OBJECTIVE
Every line of the material is to be quoted verbatim, minus the pictures.

[Dataset records]
----------
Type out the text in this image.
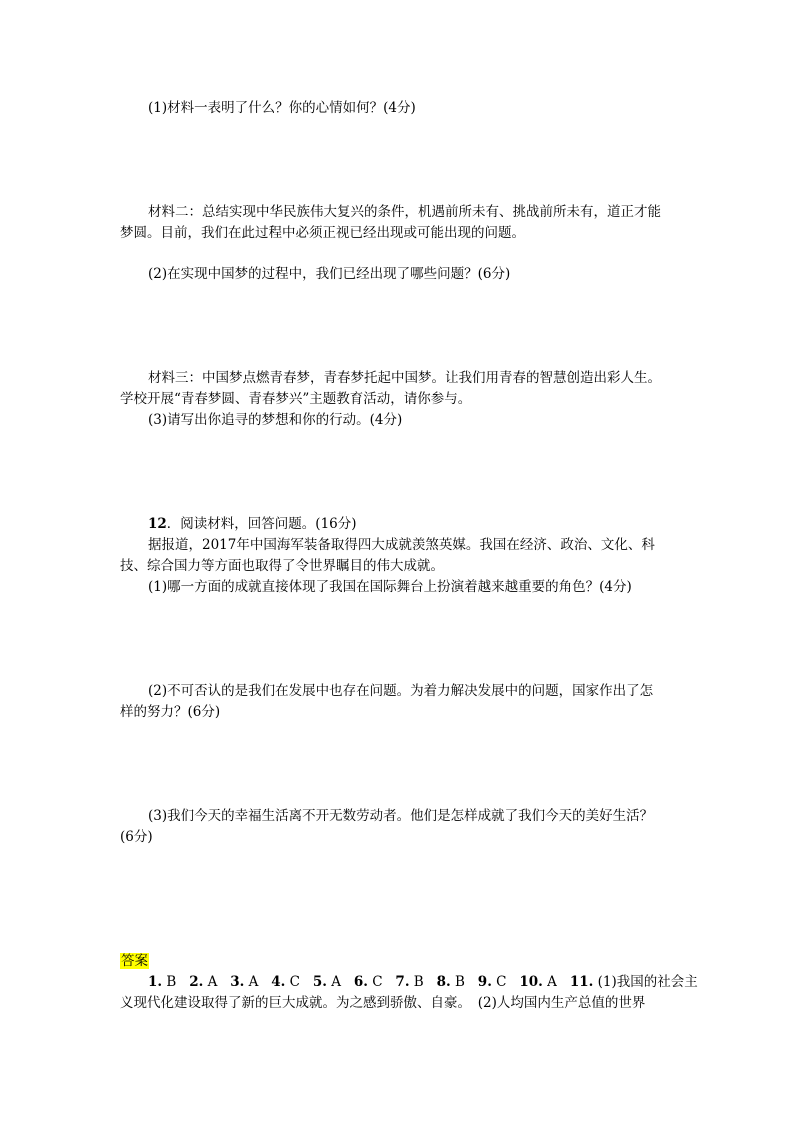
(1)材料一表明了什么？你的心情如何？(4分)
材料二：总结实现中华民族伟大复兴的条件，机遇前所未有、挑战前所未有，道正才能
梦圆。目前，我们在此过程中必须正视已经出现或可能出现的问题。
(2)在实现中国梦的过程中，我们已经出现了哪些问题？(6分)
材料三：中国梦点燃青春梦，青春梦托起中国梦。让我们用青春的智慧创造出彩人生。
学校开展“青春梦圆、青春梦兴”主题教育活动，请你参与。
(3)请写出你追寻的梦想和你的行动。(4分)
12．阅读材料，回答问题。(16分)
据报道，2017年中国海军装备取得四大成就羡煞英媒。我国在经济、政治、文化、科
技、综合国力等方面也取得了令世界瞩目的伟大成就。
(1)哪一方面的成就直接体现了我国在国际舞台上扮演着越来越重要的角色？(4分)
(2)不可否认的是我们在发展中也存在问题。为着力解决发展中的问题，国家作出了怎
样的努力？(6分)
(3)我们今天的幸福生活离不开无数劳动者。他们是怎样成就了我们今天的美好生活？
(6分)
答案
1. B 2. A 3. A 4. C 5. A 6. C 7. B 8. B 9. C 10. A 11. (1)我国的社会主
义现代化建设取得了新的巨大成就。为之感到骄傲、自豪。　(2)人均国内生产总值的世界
----------
ANSWER TO THE EXERCISE
Type out the text in this image.
(1)材料一表明了什么？你的心情如何？(4分)
材料二：总结实现中华民族伟大复兴的条件，机遇前所未有、挑战前所未有，道正才能
梦圆。目前，我们在此过程中必须正视已经出现或可能出现的问题。
(2)在实现中国梦的过程中，我们已经出现了哪些问题？(6分)
材料三：中国梦点燃青春梦，青春梦托起中国梦。让我们用青春的智慧创造出彩人生。
学校开展“青春梦圆、青春梦兴”主题教育活动，请你参与。
(3)请写出你追寻的梦想和你的行动。(4分)
12．阅读材料，回答问题。(16分)
据报道，2017年中国海军装备取得四大成就羡煞英媒。我国在经济、政治、文化、科
技、综合国力等方面也取得了令世界瞩目的伟大成就。
(1)哪一方面的成就直接体现了我国在国际舞台上扮演着越来越重要的角色？(4分)
(2)不可否认的是我们在发展中也存在问题。为着力解决发展中的问题，国家作出了怎
样的努力？(6分)
(3)我们今天的幸福生活离不开无数劳动者。他们是怎样成就了我们今天的美好生活？
(6分)
答案
1. B 2. A 3. A 4. C 5. A 6. C 7. B 8. B 9. C 10. A 11. (1)我国的社会主
义现代化建设取得了新的巨大成就。为之感到骄傲、自豪。　(2)人均国内生产总值的世界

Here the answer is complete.